- _Exercise description_
Print everything in the patch below from "diff --git a/migration/migration.c" down to "-892,7 +892,7 @@ process_incoming_migration_co(void *opaque)", copying it word for word.

— begin Page —

From: Juraj Marcin <jmarcin@redhat.com>

After moving postcopy_ram_listen_thread() to postcopy file, this patch
introduces a pair of functions, postcopy_incoming_setup() and
postcopy_incoming_cleanup(). These functions encapsulate setup and
cleanup of all incoming postcopy resources, postcopy-ram and postcopy
listen thread.

Furthermore, this patch also renames the postcopy_ram_listen_thread to
postcopy_listen_thread, as this thread handles not only postcopy-ram,
but also dirty-bitmaps and in the future it could handle other
postcopiable devices.

Signed-off-by: Juraj Marcin <jmarcin@redhat.com>
---
 migration/migration.c    |  2 +-
 migration/postcopy-ram.c | 46 ++++++++++++++++++++++++++++++++++++----
 migration/postcopy-ram.h |  3 ++-
 migration/savevm.c       | 25 ++--------------------
 4 files changed, 47 insertions(+), 29 deletions(-)

diff --git a/migration/migration.c b/migration/migration.c
index 6e647c7c4a..9a367f717e 100644
--- a/migration/migration.c
+++ b/migration/migration.c
@@ -892,7 +892,7 @@ process_incoming_migration_co(void *opaque)
              * but managed to complete within the precopy period, we can use
              * the normal exit.

— end Page —
— begin Stored records —

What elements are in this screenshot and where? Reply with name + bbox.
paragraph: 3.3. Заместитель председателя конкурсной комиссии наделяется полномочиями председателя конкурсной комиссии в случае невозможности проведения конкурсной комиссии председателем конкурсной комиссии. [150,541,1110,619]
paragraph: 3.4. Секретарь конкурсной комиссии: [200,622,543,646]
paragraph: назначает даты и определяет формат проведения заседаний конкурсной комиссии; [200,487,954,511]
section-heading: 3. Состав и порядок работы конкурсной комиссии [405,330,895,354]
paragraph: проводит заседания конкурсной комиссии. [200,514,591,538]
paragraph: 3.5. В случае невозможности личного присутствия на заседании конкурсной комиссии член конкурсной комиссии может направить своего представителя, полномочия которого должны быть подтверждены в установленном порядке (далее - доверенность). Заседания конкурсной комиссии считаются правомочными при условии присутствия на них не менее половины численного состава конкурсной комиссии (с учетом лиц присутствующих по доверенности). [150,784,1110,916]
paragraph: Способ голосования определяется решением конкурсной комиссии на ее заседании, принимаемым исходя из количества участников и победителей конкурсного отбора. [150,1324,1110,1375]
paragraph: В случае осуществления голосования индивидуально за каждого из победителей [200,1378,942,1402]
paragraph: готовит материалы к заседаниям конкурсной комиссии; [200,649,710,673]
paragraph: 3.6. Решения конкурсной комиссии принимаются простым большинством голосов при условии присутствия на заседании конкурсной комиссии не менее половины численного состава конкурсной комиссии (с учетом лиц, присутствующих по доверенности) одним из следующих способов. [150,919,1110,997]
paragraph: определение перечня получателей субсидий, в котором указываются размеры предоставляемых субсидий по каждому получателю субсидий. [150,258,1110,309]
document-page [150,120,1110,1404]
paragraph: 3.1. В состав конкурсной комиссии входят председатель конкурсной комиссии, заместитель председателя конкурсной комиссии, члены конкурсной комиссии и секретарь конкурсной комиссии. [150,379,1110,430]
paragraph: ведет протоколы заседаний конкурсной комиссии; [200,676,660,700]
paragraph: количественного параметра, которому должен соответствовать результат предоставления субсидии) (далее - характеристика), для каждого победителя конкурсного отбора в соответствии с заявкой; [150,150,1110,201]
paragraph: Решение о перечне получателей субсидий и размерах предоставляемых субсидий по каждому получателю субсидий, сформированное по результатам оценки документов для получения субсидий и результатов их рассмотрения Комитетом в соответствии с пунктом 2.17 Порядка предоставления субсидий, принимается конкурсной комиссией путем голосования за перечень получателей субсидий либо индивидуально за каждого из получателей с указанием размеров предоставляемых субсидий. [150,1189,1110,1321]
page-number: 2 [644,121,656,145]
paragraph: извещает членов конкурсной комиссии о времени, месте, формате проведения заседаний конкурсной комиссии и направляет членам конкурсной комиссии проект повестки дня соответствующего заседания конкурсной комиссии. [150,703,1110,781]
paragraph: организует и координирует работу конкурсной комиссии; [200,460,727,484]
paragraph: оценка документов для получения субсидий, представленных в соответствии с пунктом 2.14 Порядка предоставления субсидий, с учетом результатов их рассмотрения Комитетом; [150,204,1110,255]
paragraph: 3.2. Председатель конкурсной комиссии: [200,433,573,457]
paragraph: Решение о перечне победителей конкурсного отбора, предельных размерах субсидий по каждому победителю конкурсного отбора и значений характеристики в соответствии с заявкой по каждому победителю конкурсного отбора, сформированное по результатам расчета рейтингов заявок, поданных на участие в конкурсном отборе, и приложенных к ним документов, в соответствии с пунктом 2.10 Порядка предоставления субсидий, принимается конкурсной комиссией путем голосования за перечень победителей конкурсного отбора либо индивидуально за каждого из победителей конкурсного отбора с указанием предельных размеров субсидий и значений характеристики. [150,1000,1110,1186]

— end Stored records —

- _Task solution_
diff --git a/migration/migration.c b/migration/migration.c
index 6e647c7c4a..9a367f717e 100644
--- a/migration/migration.c
+++ b/migration/migration.c
@@ -892,7 +892,7 @@ process_incoming_migration_co(void *opaque)